A run of records
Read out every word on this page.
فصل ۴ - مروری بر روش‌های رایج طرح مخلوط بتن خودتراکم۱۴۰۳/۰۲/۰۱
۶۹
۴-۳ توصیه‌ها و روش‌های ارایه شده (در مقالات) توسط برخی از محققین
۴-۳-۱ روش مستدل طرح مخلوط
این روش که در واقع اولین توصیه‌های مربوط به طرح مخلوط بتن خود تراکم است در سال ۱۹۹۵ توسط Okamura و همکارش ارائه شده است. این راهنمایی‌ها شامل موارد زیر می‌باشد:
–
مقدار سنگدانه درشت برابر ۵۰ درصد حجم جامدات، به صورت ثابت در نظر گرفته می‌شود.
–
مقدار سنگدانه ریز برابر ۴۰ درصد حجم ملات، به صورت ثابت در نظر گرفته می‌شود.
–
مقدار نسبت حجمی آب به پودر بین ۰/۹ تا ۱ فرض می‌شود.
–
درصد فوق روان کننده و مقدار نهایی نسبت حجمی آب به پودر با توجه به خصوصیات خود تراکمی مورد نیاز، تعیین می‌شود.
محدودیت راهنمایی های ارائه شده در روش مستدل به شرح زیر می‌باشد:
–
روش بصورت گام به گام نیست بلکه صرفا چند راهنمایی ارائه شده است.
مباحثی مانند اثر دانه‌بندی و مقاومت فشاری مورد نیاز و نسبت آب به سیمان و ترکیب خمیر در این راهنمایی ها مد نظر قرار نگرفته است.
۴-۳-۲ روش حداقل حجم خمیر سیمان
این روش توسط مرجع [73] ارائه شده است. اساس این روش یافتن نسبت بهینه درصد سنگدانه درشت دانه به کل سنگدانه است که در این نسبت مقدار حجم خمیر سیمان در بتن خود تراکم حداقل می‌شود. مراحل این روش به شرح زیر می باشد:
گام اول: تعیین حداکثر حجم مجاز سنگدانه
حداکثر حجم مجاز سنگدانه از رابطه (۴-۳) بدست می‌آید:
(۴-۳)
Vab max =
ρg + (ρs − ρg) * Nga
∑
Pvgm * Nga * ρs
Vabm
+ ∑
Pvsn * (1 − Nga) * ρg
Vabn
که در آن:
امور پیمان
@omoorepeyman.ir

Goal of the exercise: Write every line of the material above again, exactly.

Written response:
Read out every word on this page.
فصل ۴ - مروری بر روش‌های رایج طرح مخلوط بتن خودتراکم۱۴۰۳/۰۲/۰۱
۶۹
۴-۳ توصیه‌ها و روش‌های ارایه شده (در مقالات) توسط برخی از محققین
۴-۳-۱ روش مستدل طرح مخلوط
این روش که در واقع اولین توصیه‌های مربوط به طرح مخلوط بتن خود تراکم است در سال ۱۹۹۵ توسط Okamura و همکارش ارائه شده است. این راهنمایی‌ها شامل موارد زیر می‌باشد:
–
مقدار سنگدانه درشت برابر ۵۰ درصد حجم جامدات، به صورت ثابت در نظر گرفته می‌شود.
–
مقدار سنگدانه ریز برابر ۴۰ درصد حجم ملات، به صورت ثابت در نظر گرفته می‌شود.
–
مقدار نسبت حجمی آب به پودر بین ۰/۹ تا ۱ فرض می‌شود.
–
درصد فوق روان کننده و مقدار نهایی نسبت حجمی آب به پودر با توجه به خصوصیات خود تراکمی مورد نیاز، تعیین می‌شود.
محدودیت راهنمایی های ارائه شده در روش مستدل به شرح زیر می‌باشد:
–
روش بصورت گام به گام نیست بلکه صرفا چند راهنمایی ارائه شده است.
مباحثی مانند اثر دانه‌بندی و مقاومت فشاری مورد نیاز و نسبت آب به سیمان و ترکیب خمیر در این راهنمایی ها مد نظر قرار نگرفته است.
۴-۳-۲ روش حداقل حجم خمیر سیمان
این روش توسط مرجع [73] ارائه شده است. اساس این روش یافتن نسبت بهینه درصد سنگدانه درشت دانه به کل سنگدانه است که در این نسبت مقدار حجم خمیر سیمان در بتن خود تراکم حداقل می‌شود. مراحل این روش به شرح زیر می باشد:
گام اول: تعیین حداکثر حجم مجاز سنگدانه
حداکثر حجم مجاز سنگدانه از رابطه (۴-۳) بدست می‌آید:
(۴-۳)
Vab max =
ρg + (ρs − ρg) * Nga
∑
Pvgm * Nga * ρs
Vabm
+ ∑
Pvsn * (1 − Nga) * ρg
Vabn
که در آن:
امور پیمان
@omoorepeyman.ir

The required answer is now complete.